◆ SHORT PROBLEM: Select from the records below every line that has the word "JSON" in it.

◆ RECORDS FOR THIS EXERCISE:
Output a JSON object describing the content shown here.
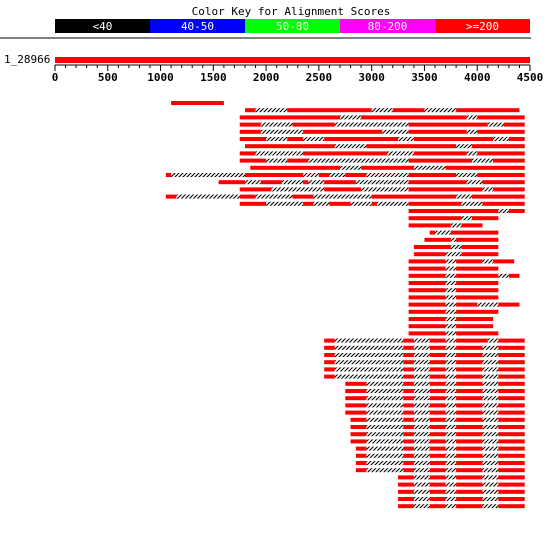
{
  "chart_data": {
    "type": "alignment-graphic",
    "title": "Color Key for Alignment Scores",
    "color_key": [
      {
        "label": "<40",
        "color": "#000000",
        "text_color": "#ffffff"
      },
      {
        "label": "40-50",
        "color": "#0000ff",
        "text_color": "#ffffff"
      },
      {
        "label": "50-80",
        "color": "#00ff00",
        "text_color": "#ffffff"
      },
      {
        "label": "80-200",
        "color": "#ff00ff",
        "text_color": "#ffffff"
      },
      {
        "label": ">=200",
        "color": "#ff0000",
        "text_color": "#ffffff"
      }
    ],
    "query": {
      "name": "1_28966",
      "length": 4500
    },
    "axis": {
      "min": 0,
      "max": 4500,
      "major_step": 500,
      "minor_step": 100,
      "tick_labels": [
        "0",
        "500",
        "1000",
        "1500",
        "2000",
        "2500",
        "3000",
        "3500",
        "4000",
        "4500"
      ]
    },
    "hit_color": "#ff0000",
    "gap_style": "black-white hatched",
    "hits": [
      [
        [
          1100,
          1600
        ]
      ],
      [
        [
          1800,
          1900
        ],
        [
          2200,
          3000
        ],
        [
          3200,
          3500
        ],
        [
          3800,
          4400
        ]
      ],
      [
        [
          1750,
          2700
        ],
        [
          2900,
          3900
        ],
        [
          4000,
          4450
        ]
      ],
      [
        [
          1750,
          1950
        ],
        [
          2250,
          2650
        ],
        [
          3350,
          4100
        ],
        [
          4250,
          4450
        ]
      ],
      [
        [
          1750,
          1950
        ],
        [
          2350,
          3100
        ],
        [
          3350,
          3900
        ],
        [
          4000,
          4450
        ]
      ],
      [
        [
          1750,
          2000
        ],
        [
          2200,
          2350
        ],
        [
          2550,
          3250
        ],
        [
          3400,
          4150
        ],
        [
          4300,
          4450
        ]
      ],
      [
        [
          1800,
          2650
        ],
        [
          2950,
          3800
        ],
        [
          3950,
          4450
        ]
      ],
      [
        [
          1750,
          1900
        ],
        [
          2350,
          3150
        ],
        [
          3400,
          3900
        ],
        [
          4000,
          4450
        ]
      ],
      [
        [
          1750,
          2000
        ],
        [
          2200,
          2400
        ],
        [
          3350,
          3950
        ],
        [
          4150,
          4450
        ]
      ],
      [
        [
          1850,
          2700
        ],
        [
          2900,
          3400
        ],
        [
          3700,
          4450
        ]
      ],
      [
        [
          1050,
          1100
        ],
        [
          1800,
          2350
        ],
        [
          2500,
          2600
        ],
        [
          2750,
          2950
        ],
        [
          3350,
          3800
        ],
        [
          4000,
          4450
        ]
      ],
      [
        [
          1550,
          1800
        ],
        [
          1950,
          2150
        ],
        [
          2350,
          2400
        ],
        [
          2550,
          2850
        ],
        [
          3350,
          3900
        ],
        [
          4050,
          4450
        ]
      ],
      [
        [
          1750,
          2050
        ],
        [
          2550,
          2900
        ],
        [
          3350,
          4050
        ],
        [
          4150,
          4450
        ]
      ],
      [
        [
          1050,
          1150
        ],
        [
          1750,
          1900
        ],
        [
          2250,
          2450
        ],
        [
          3000,
          3800
        ],
        [
          3950,
          4450
        ]
      ],
      [
        [
          1750,
          2000
        ],
        [
          2350,
          2450
        ],
        [
          2600,
          2800
        ],
        [
          3000,
          3050
        ],
        [
          3350,
          3850
        ],
        [
          4050,
          4450
        ]
      ],
      [
        [
          3350,
          4200
        ],
        [
          4300,
          4450
        ]
      ],
      [
        [
          3350,
          3850
        ],
        [
          3950,
          4200
        ]
      ],
      [
        [
          3350,
          3750
        ],
        [
          3850,
          4050
        ]
      ],
      [
        [
          3550,
          3600
        ],
        [
          3750,
          4200
        ]
      ],
      [
        [
          3500,
          3750
        ],
        [
          3800,
          4200
        ]
      ],
      [
        [
          3400,
          3750
        ],
        [
          3850,
          4200
        ]
      ],
      [
        [
          3400,
          3700
        ],
        [
          3850,
          4200
        ]
      ],
      [
        [
          3350,
          3700
        ],
        [
          3800,
          4050
        ],
        [
          4150,
          4350
        ]
      ],
      [
        [
          3350,
          3700
        ],
        [
          3800,
          4200
        ]
      ],
      [
        [
          3350,
          3700
        ],
        [
          3800,
          4200
        ],
        [
          4300,
          4400
        ]
      ],
      [
        [
          3350,
          3700
        ],
        [
          3800,
          4200
        ]
      ],
      [
        [
          3350,
          3700
        ],
        [
          3800,
          4200
        ]
      ],
      [
        [
          3350,
          3700
        ],
        [
          3800,
          4200
        ]
      ],
      [
        [
          3350,
          3700
        ],
        [
          3800,
          4000
        ],
        [
          4200,
          4400
        ]
      ],
      [
        [
          3350,
          3700
        ],
        [
          3800,
          4200
        ]
      ],
      [
        [
          3350,
          3700
        ],
        [
          3800,
          4150
        ]
      ],
      [
        [
          3350,
          3700
        ],
        [
          3800,
          4150
        ]
      ],
      [
        [
          3350,
          3700
        ],
        [
          3800,
          4200
        ]
      ],
      [
        [
          2550,
          2650
        ],
        [
          3300,
          3400
        ],
        [
          3550,
          3700
        ],
        [
          3800,
          4100
        ],
        [
          4200,
          4450
        ]
      ],
      [
        [
          2550,
          2650
        ],
        [
          3300,
          3400
        ],
        [
          3550,
          3700
        ],
        [
          3800,
          4050
        ],
        [
          4200,
          4450
        ]
      ],
      [
        [
          2550,
          2650
        ],
        [
          3300,
          3400
        ],
        [
          3550,
          3700
        ],
        [
          3800,
          4050
        ],
        [
          4200,
          4450
        ]
      ],
      [
        [
          2550,
          2650
        ],
        [
          3300,
          3400
        ],
        [
          3550,
          3700
        ],
        [
          3800,
          4050
        ],
        [
          4200,
          4450
        ]
      ],
      [
        [
          2550,
          2650
        ],
        [
          3300,
          3400
        ],
        [
          3550,
          3700
        ],
        [
          3800,
          4050
        ],
        [
          4200,
          4450
        ]
      ],
      [
        [
          2550,
          2650
        ],
        [
          3300,
          3400
        ],
        [
          3550,
          3700
        ],
        [
          3800,
          4050
        ],
        [
          4200,
          4450
        ]
      ],
      [
        [
          2750,
          2950
        ],
        [
          3300,
          3400
        ],
        [
          3550,
          3700
        ],
        [
          3800,
          4050
        ],
        [
          4200,
          4450
        ]
      ],
      [
        [
          2750,
          2950
        ],
        [
          3300,
          3400
        ],
        [
          3550,
          3700
        ],
        [
          3800,
          4050
        ],
        [
          4200,
          4450
        ]
      ],
      [
        [
          2750,
          2950
        ],
        [
          3300,
          3400
        ],
        [
          3550,
          3700
        ],
        [
          3800,
          4050
        ],
        [
          4200,
          4450
        ]
      ],
      [
        [
          2750,
          2950
        ],
        [
          3300,
          3400
        ],
        [
          3550,
          3700
        ],
        [
          3800,
          4050
        ],
        [
          4200,
          4450
        ]
      ],
      [
        [
          2750,
          2950
        ],
        [
          3300,
          3400
        ],
        [
          3550,
          3700
        ],
        [
          3800,
          4050
        ],
        [
          4200,
          4450
        ]
      ],
      [
        [
          2800,
          2950
        ],
        [
          3300,
          3400
        ],
        [
          3550,
          3700
        ],
        [
          3800,
          4050
        ],
        [
          4200,
          4450
        ]
      ],
      [
        [
          2800,
          2950
        ],
        [
          3300,
          3400
        ],
        [
          3550,
          3700
        ],
        [
          3800,
          4050
        ],
        [
          4200,
          4450
        ]
      ],
      [
        [
          2800,
          2950
        ],
        [
          3300,
          3400
        ],
        [
          3550,
          3700
        ],
        [
          3800,
          4050
        ],
        [
          4200,
          4450
        ]
      ],
      [
        [
          2800,
          2950
        ],
        [
          3300,
          3400
        ],
        [
          3550,
          3700
        ],
        [
          3800,
          4050
        ],
        [
          4200,
          4450
        ]
      ],
      [
        [
          2850,
          2950
        ],
        [
          3300,
          3400
        ],
        [
          3550,
          3700
        ],
        [
          3800,
          4050
        ],
        [
          4200,
          4450
        ]
      ],
      [
        [
          2850,
          2950
        ],
        [
          3300,
          3400
        ],
        [
          3550,
          3700
        ],
        [
          3800,
          4050
        ],
        [
          4200,
          4450
        ]
      ],
      [
        [
          2850,
          2950
        ],
        [
          3300,
          3400
        ],
        [
          3550,
          3700
        ],
        [
          3800,
          4050
        ],
        [
          4200,
          4450
        ]
      ],
      [
        [
          2850,
          2950
        ],
        [
          3300,
          3400
        ],
        [
          3550,
          3700
        ],
        [
          3800,
          4050
        ],
        [
          4200,
          4450
        ]
      ],
      [
        [
          3250,
          3400
        ],
        [
          3550,
          3700
        ],
        [
          3800,
          4050
        ],
        [
          4200,
          4450
        ]
      ],
      [
        [
          3250,
          3400
        ],
        [
          3550,
          3700
        ],
        [
          3800,
          4050
        ],
        [
          4200,
          4450
        ]
      ],
      [
        [
          3250,
          3400
        ],
        [
          3550,
          3700
        ],
        [
          3800,
          4050
        ],
        [
          4200,
          4450
        ]
      ],
      [
        [
          3250,
          3400
        ],
        [
          3550,
          3700
        ],
        [
          3800,
          4050
        ],
        [
          4200,
          4450
        ]
      ],
      [
        [
          3250,
          3400
        ],
        [
          3550,
          3700
        ],
        [
          3800,
          4050
        ],
        [
          4200,
          4450
        ]
      ]
    ]
  }
}
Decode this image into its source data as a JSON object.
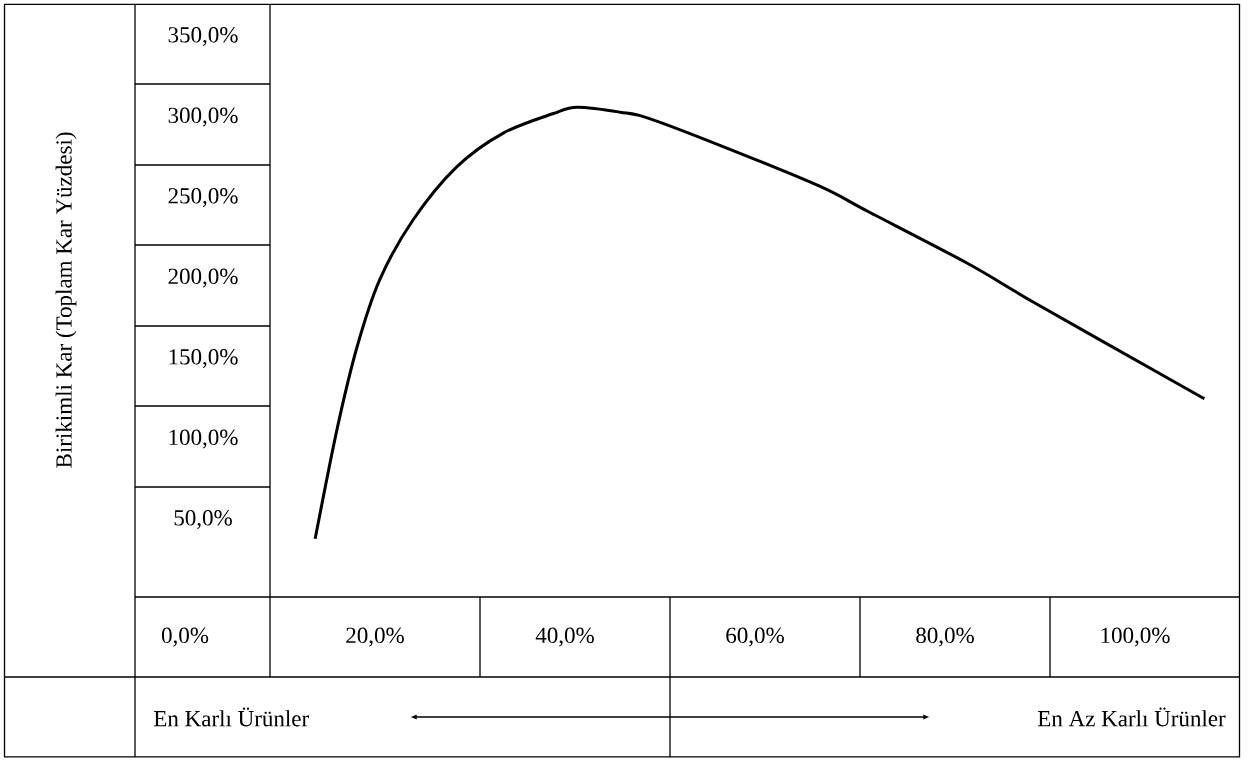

◆ RESPONSE TO THE TASK:
Output a JSON object describing the content shown here.
Decode this image into its source data as a JSON object.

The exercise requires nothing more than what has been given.